What you have to do ▸ Look through the data below and count each line where the word "بازار" appears. Reply with the count alone.

Excerpts from a figure dataset ▸
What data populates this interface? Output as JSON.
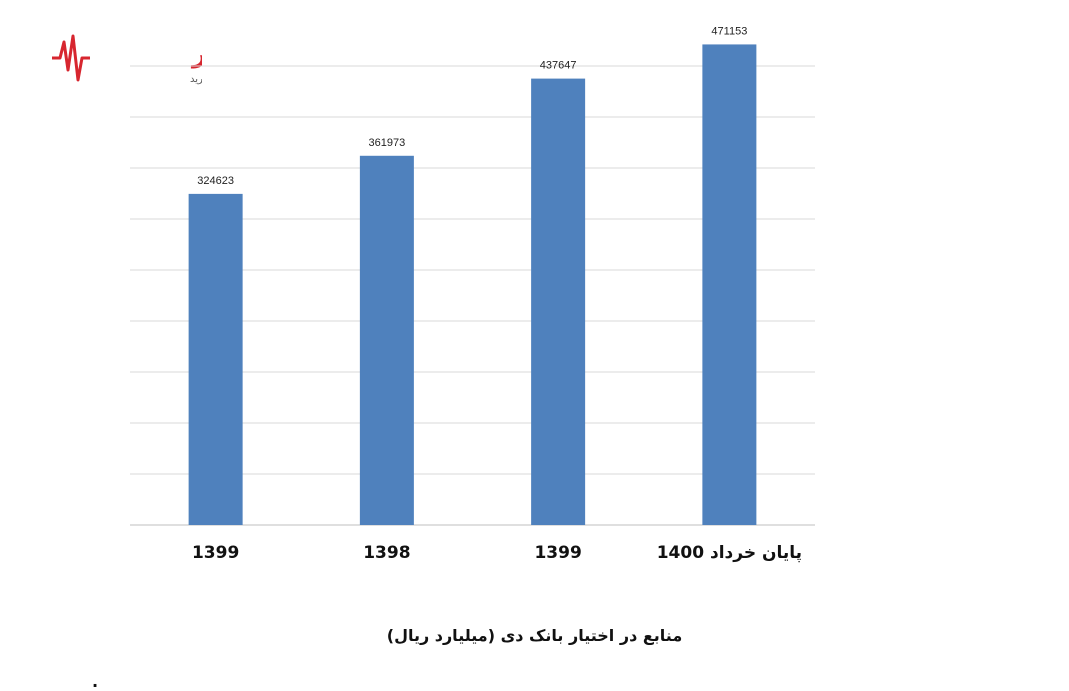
{
  "logo": {
    "name": "نبض بازار",
    "tagline": "نبض بازار را به دست بگیرید",
    "color": "#d7262f"
  },
  "chart_data": {
    "type": "bar",
    "title": "منابع در اختیار بانک دی (میلیارد ریال)",
    "categories": [
      "1399",
      "1398",
      "1399",
      "پایان خرداد 1400"
    ],
    "values": [
      324623,
      361973,
      437647,
      471153
    ],
    "bar_color": "#4f81bd",
    "grid": true,
    "ylim": [
      0,
      450000
    ]
  },
  "footnote_mark": "."
}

Output below ▸ 2